## begin Extracted material

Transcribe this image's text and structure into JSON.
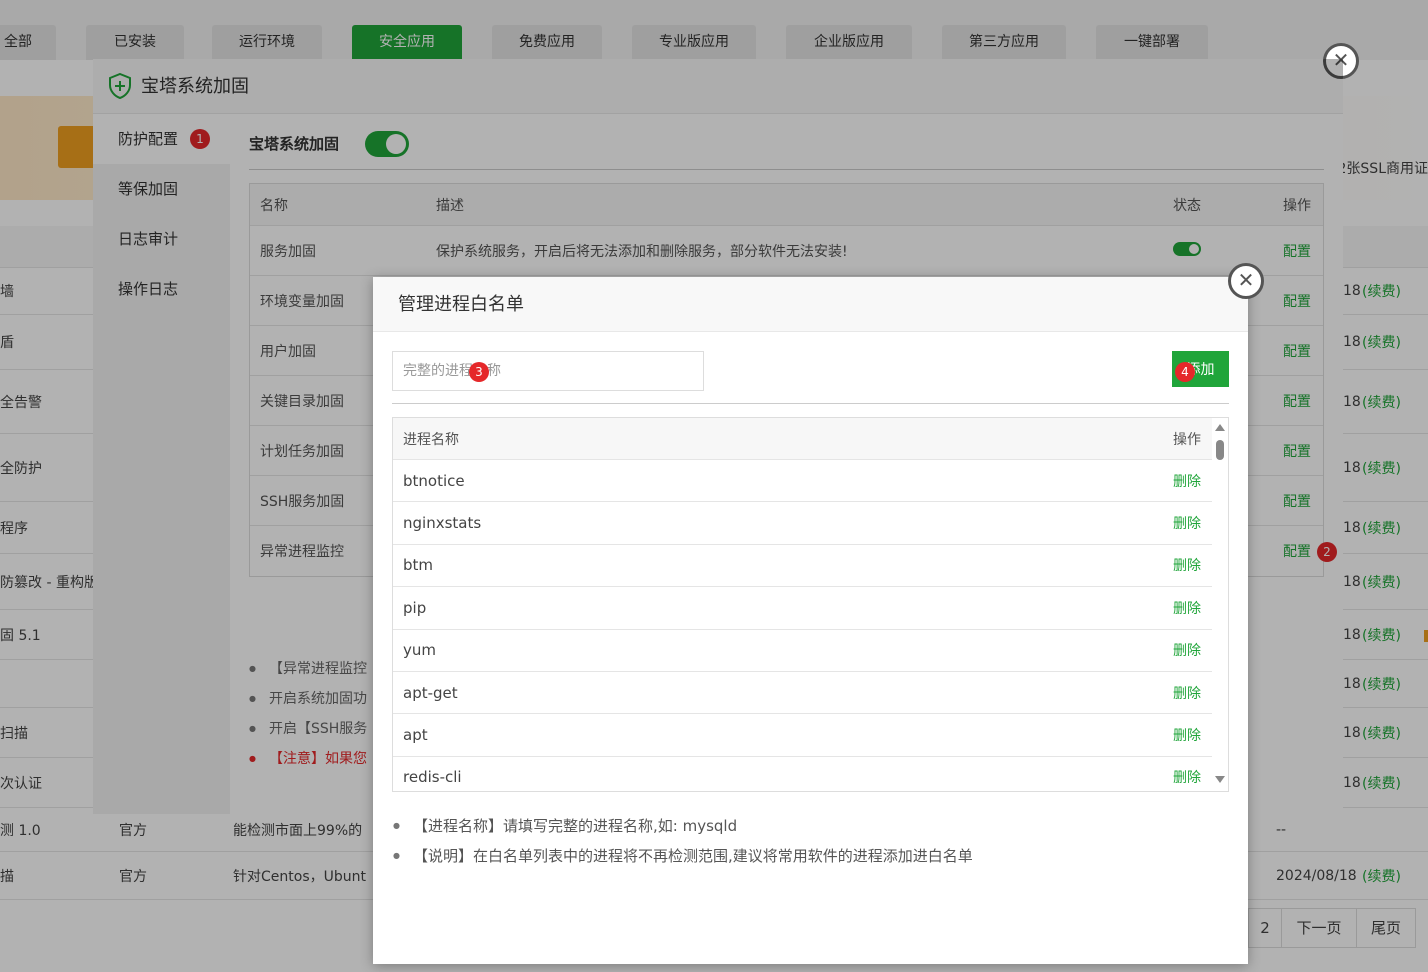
{
  "background": {
    "tabs": [
      {
        "label": "全部",
        "active": false
      },
      {
        "label": "已安装",
        "active": false
      },
      {
        "label": "运行环境",
        "active": false
      },
      {
        "label": "安全应用",
        "active": true
      },
      {
        "label": "免费应用",
        "active": false
      },
      {
        "label": "专业版应用",
        "active": false
      },
      {
        "label": "企业版应用",
        "active": false
      },
      {
        "label": "第三方应用",
        "active": false
      },
      {
        "label": "一键部署",
        "active": false
      }
    ],
    "banner_text": "2张SSL商用证",
    "rows": [
      {
        "name": "墙",
        "expire": "18",
        "renew": "(续费)"
      },
      {
        "name": "盾",
        "expire": "18",
        "renew": "(续费)"
      },
      {
        "name": "全告警",
        "expire": "18",
        "renew": "(续费)"
      },
      {
        "name": "全防护",
        "expire": "18",
        "renew": "(续费)"
      },
      {
        "name": "程序",
        "expire": "18",
        "renew": "(续费)"
      },
      {
        "name": "防篡改 - 重构版",
        "expire": "18",
        "renew": "(续费)"
      },
      {
        "name": "固 5.1",
        "expire": "18",
        "renew": "(续费)"
      },
      {
        "name": "",
        "expire": "18",
        "renew": "(续费)"
      },
      {
        "name": "扫描",
        "expire": "18",
        "renew": "(续费)"
      },
      {
        "name": "次认证",
        "expire": "18",
        "renew": "(续费)"
      }
    ],
    "row_detect": {
      "name": "测 1.0",
      "type": "官方",
      "desc": "能检测市面上99%的",
      "expire": "--"
    },
    "row_scan": {
      "name": "描",
      "type": "官方",
      "desc": "针对Centos，Ubunt",
      "expire": "2024/08/18",
      "renew": "(续费)"
    },
    "pager": {
      "page2": "2",
      "next": "下一页",
      "last": "尾页"
    }
  },
  "modal_main": {
    "title": "宝塔系统加固",
    "sidebar": [
      {
        "label": "防护配置",
        "badge": "1"
      },
      {
        "label": "等保加固"
      },
      {
        "label": "日志审计"
      },
      {
        "label": "操作日志"
      }
    ],
    "toggle_label": "宝塔系统加固",
    "table": {
      "headers": {
        "name": "名称",
        "desc": "描述",
        "status": "状态",
        "action": "操作"
      },
      "rows": [
        {
          "name": "服务加固",
          "desc": "保护系统服务，开启后将无法添加和删除服务，部分软件无法安装!",
          "action": "配置"
        },
        {
          "name": "环境变量加固",
          "action": "配置"
        },
        {
          "name": "用户加固",
          "action": "配置"
        },
        {
          "name": "关键目录加固",
          "action": "配置"
        },
        {
          "name": "计划任务加固",
          "action": "配置"
        },
        {
          "name": "SSH服务加固",
          "action": "配置"
        },
        {
          "name": "异常进程监控",
          "action": "配置",
          "badge": "2"
        }
      ]
    },
    "notes": [
      {
        "text": "【异常进程监控",
        "warn": false
      },
      {
        "text": "开启系统加固功",
        "warn": false
      },
      {
        "text": "开启【SSH服务",
        "warn": false
      },
      {
        "text": "【注意】如果您",
        "warn": true
      }
    ]
  },
  "modal_whitelist": {
    "title": "管理进程白名单",
    "input_placeholder": "完整的进程名称",
    "input_badge": "3",
    "add_label": "添加",
    "add_badge": "4",
    "headers": {
      "name": "进程名称",
      "action": "操作"
    },
    "processes": [
      "btnotice",
      "nginxstats",
      "btm",
      "pip",
      "yum",
      "apt-get",
      "apt",
      "redis-cli"
    ],
    "delete_label": "删除",
    "notes": [
      "【进程名称】请填写完整的进程名称,如: mysqld",
      "【说明】在白名单列表中的进程将不再检测范围,建议将常用软件的进程添加进白名单"
    ]
  }
}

## end Extracted material

■ Problem details: Skip the pictures, then retype every line above exactly.

■ Response to the task:
Transcribe this image's text and structure into JSON.
{
  "background": {
    "tabs": [
      {
        "label": "全部",
        "active": false
      },
      {
        "label": "已安装",
        "active": false
      },
      {
        "label": "运行环境",
        "active": false
      },
      {
        "label": "安全应用",
        "active": true
      },
      {
        "label": "免费应用",
        "active": false
      },
      {
        "label": "专业版应用",
        "active": false
      },
      {
        "label": "企业版应用",
        "active": false
      },
      {
        "label": "第三方应用",
        "active": false
      },
      {
        "label": "一键部署",
        "active": false
      }
    ],
    "banner_text": "2张SSL商用证",
    "rows": [
      {
        "name": "墙",
        "expire": "18",
        "renew": "(续费)"
      },
      {
        "name": "盾",
        "expire": "18",
        "renew": "(续费)"
      },
      {
        "name": "全告警",
        "expire": "18",
        "renew": "(续费)"
      },
      {
        "name": "全防护",
        "expire": "18",
        "renew": "(续费)"
      },
      {
        "name": "程序",
        "expire": "18",
        "renew": "(续费)"
      },
      {
        "name": "防篡改 - 重构版",
        "expire": "18",
        "renew": "(续费)"
      },
      {
        "name": "固 5.1",
        "expire": "18",
        "renew": "(续费)"
      },
      {
        "name": "",
        "expire": "18",
        "renew": "(续费)"
      },
      {
        "name": "扫描",
        "expire": "18",
        "renew": "(续费)"
      },
      {
        "name": "次认证",
        "expire": "18",
        "renew": "(续费)"
      }
    ],
    "row_detect": {
      "name": "测 1.0",
      "type": "官方",
      "desc": "能检测市面上99%的",
      "expire": "--"
    },
    "row_scan": {
      "name": "描",
      "type": "官方",
      "desc": "针对Centos，Ubunt",
      "expire": "2024/08/18",
      "renew": "(续费)"
    },
    "pager": {
      "page2": "2",
      "next": "下一页",
      "last": "尾页"
    }
  },
  "modal_main": {
    "title": "宝塔系统加固",
    "sidebar": [
      {
        "label": "防护配置",
        "badge": "1"
      },
      {
        "label": "等保加固"
      },
      {
        "label": "日志审计"
      },
      {
        "label": "操作日志"
      }
    ],
    "toggle_label": "宝塔系统加固",
    "table": {
      "headers": {
        "name": "名称",
        "desc": "描述",
        "status": "状态",
        "action": "操作"
      },
      "rows": [
        {
          "name": "服务加固",
          "desc": "保护系统服务，开启后将无法添加和删除服务，部分软件无法安装!",
          "action": "配置"
        },
        {
          "name": "环境变量加固",
          "action": "配置"
        },
        {
          "name": "用户加固",
          "action": "配置"
        },
        {
          "name": "关键目录加固",
          "action": "配置"
        },
        {
          "name": "计划任务加固",
          "action": "配置"
        },
        {
          "name": "SSH服务加固",
          "action": "配置"
        },
        {
          "name": "异常进程监控",
          "action": "配置",
          "badge": "2"
        }
      ]
    },
    "notes": [
      {
        "text": "【异常进程监控",
        "warn": false
      },
      {
        "text": "开启系统加固功",
        "warn": false
      },
      {
        "text": "开启【SSH服务",
        "warn": false
      },
      {
        "text": "【注意】如果您",
        "warn": true
      }
    ]
  },
  "modal_whitelist": {
    "title": "管理进程白名单",
    "input_placeholder": "完整的进程名称",
    "input_badge": "3",
    "add_label": "添加",
    "add_badge": "4",
    "headers": {
      "name": "进程名称",
      "action": "操作"
    },
    "processes": [
      "btnotice",
      "nginxstats",
      "btm",
      "pip",
      "yum",
      "apt-get",
      "apt",
      "redis-cli"
    ],
    "delete_label": "删除",
    "notes": [
      "【进程名称】请填写完整的进程名称,如: mysqld",
      "【说明】在白名单列表中的进程将不再检测范围,建议将常用软件的进程添加进白名单"
    ]
  }
}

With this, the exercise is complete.